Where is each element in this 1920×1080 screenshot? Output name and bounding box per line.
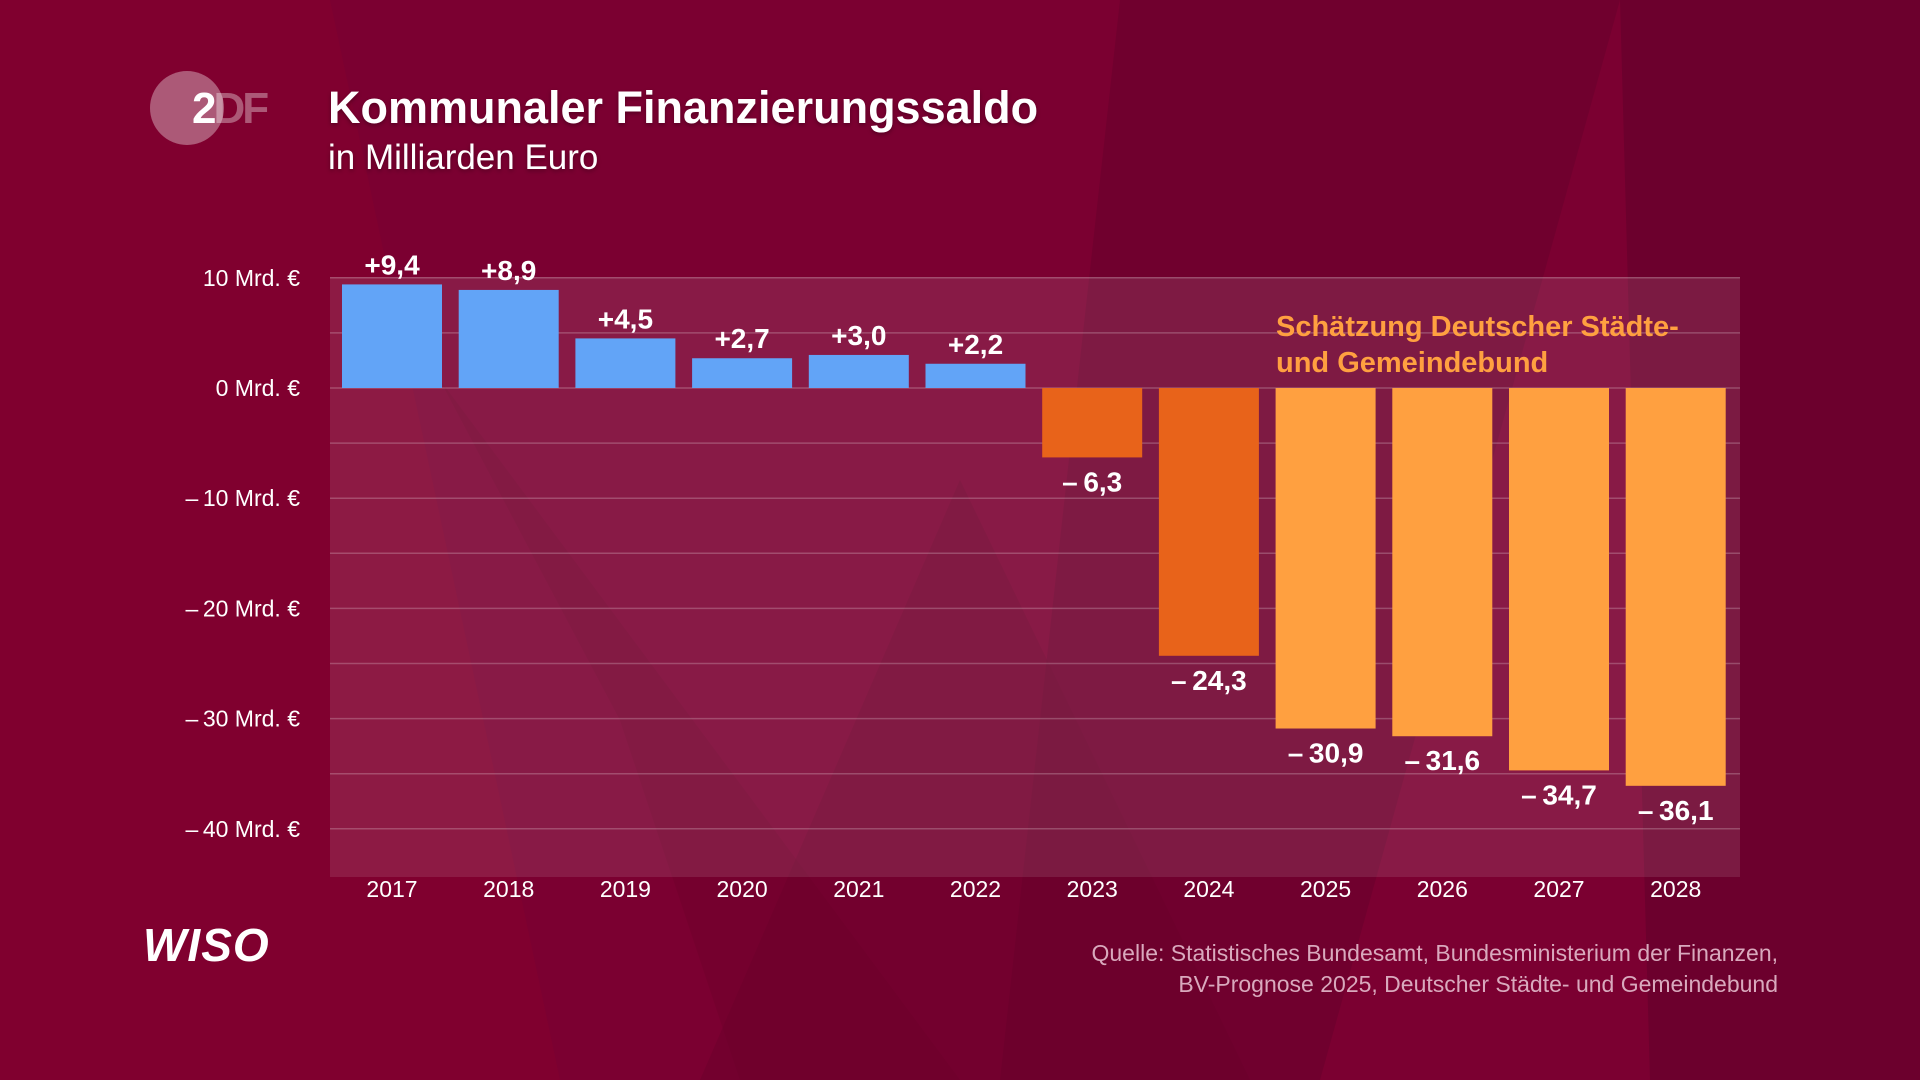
y-tick-label: 0 Mrd. €	[216, 375, 301, 401]
x-tick-label: 2027	[1533, 876, 1584, 902]
y-tick-label: – 40 Mrd. €	[185, 816, 300, 842]
x-tick-label: 2021	[833, 876, 884, 902]
data-label: – 34,7	[1521, 779, 1597, 810]
bar-2025	[1275, 388, 1376, 729]
data-label: +2,2	[948, 329, 1003, 360]
bar-2026	[1392, 388, 1493, 737]
data-label: – 36,1	[1638, 795, 1714, 826]
x-tick-label: 2019	[600, 876, 651, 902]
y-tick-label: – 30 Mrd. €	[185, 706, 300, 732]
x-tick-label: 2022	[950, 876, 1001, 902]
estimate-annotation-line-2: und Gemeindebund	[1276, 347, 1548, 379]
source-line-1: Quelle: Statistisches Bundesamt, Bundesm…	[1091, 940, 1779, 966]
bar-2024	[1158, 388, 1259, 656]
plot-area	[330, 277, 1740, 877]
y-tick-label: – 10 Mrd. €	[185, 485, 300, 511]
bar-2018	[458, 289, 559, 388]
x-tick-label: 2025	[1300, 876, 1351, 902]
data-label: – 30,9	[1288, 738, 1364, 769]
bar-2028	[1625, 388, 1726, 786]
data-label: +3,0	[831, 320, 886, 351]
bar-2021	[808, 354, 909, 388]
x-tick-label: 2020	[717, 876, 768, 902]
x-tick-label: 2023	[1067, 876, 1118, 902]
x-tick-label: 2026	[1417, 876, 1468, 902]
bar-2020	[692, 358, 793, 388]
data-label: – 31,6	[1404, 745, 1480, 776]
bar-2019	[575, 338, 676, 388]
estimate-annotation-line-1: Schätzung Deutscher Städte-	[1276, 311, 1679, 343]
bar-2022	[925, 363, 1026, 388]
bar-2027	[1509, 388, 1609, 771]
y-tick-label: 10 Mrd. €	[203, 265, 300, 291]
bar-2023	[1042, 388, 1143, 458]
y-tick-label: – 20 Mrd. €	[185, 595, 300, 621]
x-tick-label: 2024	[1183, 876, 1234, 902]
data-label: – 6,3	[1062, 466, 1122, 497]
data-label: +4,5	[598, 303, 653, 334]
zdf-logo-text: 2DF	[192, 84, 269, 133]
data-label: +8,9	[481, 255, 536, 286]
bar-2017	[342, 284, 442, 388]
zdf-logo	[150, 71, 224, 145]
source-line-2: BV-Prognose 2025, Deutscher Städte- und …	[1178, 971, 1778, 997]
x-tick-label: 2018	[483, 876, 534, 902]
wiso-logo: WISO	[143, 919, 270, 971]
x-tick-label: 2017	[366, 876, 417, 902]
data-label: – 24,3	[1171, 665, 1247, 696]
data-label: +2,7	[714, 323, 769, 354]
x-tick-label: 2028	[1650, 876, 1701, 902]
data-label: +9,4	[364, 249, 420, 280]
chart-title: Kommunaler Finanzierungssaldo	[328, 82, 1039, 133]
chart-subtitle: in Milliarden Euro	[328, 138, 599, 177]
source-note: Quelle: Statistisches Bundesamt, Bundesm…	[1092, 938, 1779, 1000]
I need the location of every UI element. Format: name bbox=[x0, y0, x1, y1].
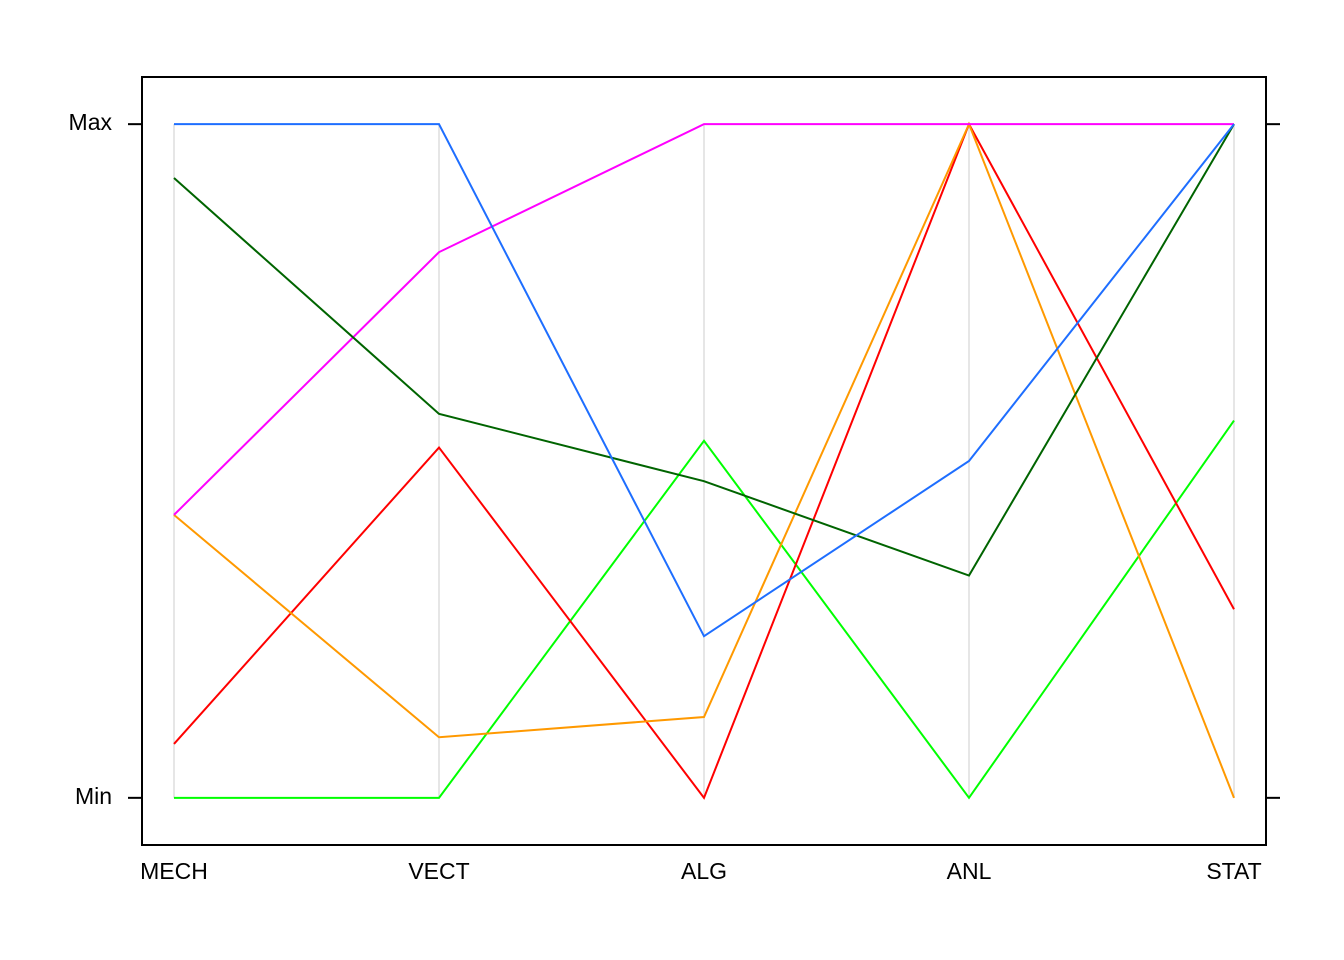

──────────

> _The problem_:
Could you turn the data above into a numbered list, one line per item, skipping any blank lines and leaving the pictures out?

> _Answer to the exercise_:
1. Where is each element in this 1920×1080 screenshot? Output name and bounding box per line.
2. y-tick-label: 0 Mrd. €	[216, 375, 301, 401]
3. x-tick-label: 2027	[1533, 876, 1584, 902]
4. y-tick-label: – 40 Mrd. €	[185, 816, 300, 842]
5. x-tick-label: 2021	[833, 876, 884, 902]
6. data-label: – 34,7	[1521, 779, 1597, 810]
7. bar-2025	[1275, 388, 1376, 729]
8. data-label: +2,2	[948, 329, 1003, 360]
9. bar-2026	[1392, 388, 1493, 737]
10. data-label: – 36,1	[1638, 795, 1714, 826]
11. x-tick-label: 2019	[600, 876, 651, 902]
12. y-tick-label: – 30 Mrd. €	[185, 706, 300, 732]
13. x-tick-label: 2022	[950, 876, 1001, 902]
14. estimate-annotation-line-2: und Gemeindebund	[1276, 347, 1548, 379]
15. source-line-1: Quelle: Statistisches Bundesamt, Bundesm…	[1091, 940, 1779, 966]
16. bar-2024	[1158, 388, 1259, 656]
17. plot-area	[330, 277, 1740, 877]
18. y-tick-label: – 10 Mrd. €	[185, 485, 300, 511]
19. bar-2018	[458, 289, 559, 388]
20. x-tick-label: 2025	[1300, 876, 1351, 902]
21. data-label: – 30,9	[1288, 738, 1364, 769]
22. bar-2028	[1625, 388, 1726, 786]
23. data-label: +3,0	[831, 320, 886, 351]
24. bar-2021	[808, 354, 909, 388]
25. x-tick-label: 2020	[717, 876, 768, 902]
26. x-tick-label: 2023	[1067, 876, 1118, 902]
27. x-tick-label: 2026	[1417, 876, 1468, 902]
28. bar-2020	[692, 358, 793, 388]
29. data-label: – 31,6	[1404, 745, 1480, 776]
30. bar-2019	[575, 338, 676, 388]
31. estimate-annotation-line-1: Schätzung Deutscher Städte-	[1276, 311, 1679, 343]
32. bar-2022	[925, 363, 1026, 388]
33. bar-2027	[1509, 388, 1609, 771]
34. y-tick-label: 10 Mrd. €	[203, 265, 300, 291]
35. bar-2023	[1042, 388, 1143, 458]
36. y-tick-label: – 20 Mrd. €	[185, 595, 300, 621]
37. x-tick-label: 2024	[1183, 876, 1234, 902]
38. data-label: – 6,3	[1062, 466, 1122, 497]
39. data-label: +4,5	[598, 303, 653, 334]
40. zdf-logo-text: 2DF	[192, 84, 269, 133]
41. data-label: +8,9	[481, 255, 536, 286]
42. bar-2017	[342, 284, 442, 388]
43. zdf-logo	[150, 71, 224, 145]
44. source-line-2: BV-Prognose 2025, Deutscher Städte- und …	[1178, 971, 1778, 997]
45. x-tick-label: 2018	[483, 876, 534, 902]
46. wiso-logo: WISO	[143, 919, 270, 971]
47. x-tick-label: 2017	[366, 876, 417, 902]
48. data-label: – 24,3	[1171, 665, 1247, 696]
49. data-label: +2,7	[714, 323, 769, 354]
50. x-tick-label: 2028	[1650, 876, 1701, 902]
51. data-label: +9,4	[364, 249, 420, 280]
52. chart-title: Kommunaler Finanzierungssaldo	[328, 82, 1039, 133]
53. chart-subtitle: in Milliarden Euro	[328, 138, 599, 177]
54. source-note: Quelle: Statistisches Bundesamt, Bundesm…	[1092, 938, 1779, 1000]
55. I need the location of every UI element. Format: name bbox=[x0, y0, x1, y1].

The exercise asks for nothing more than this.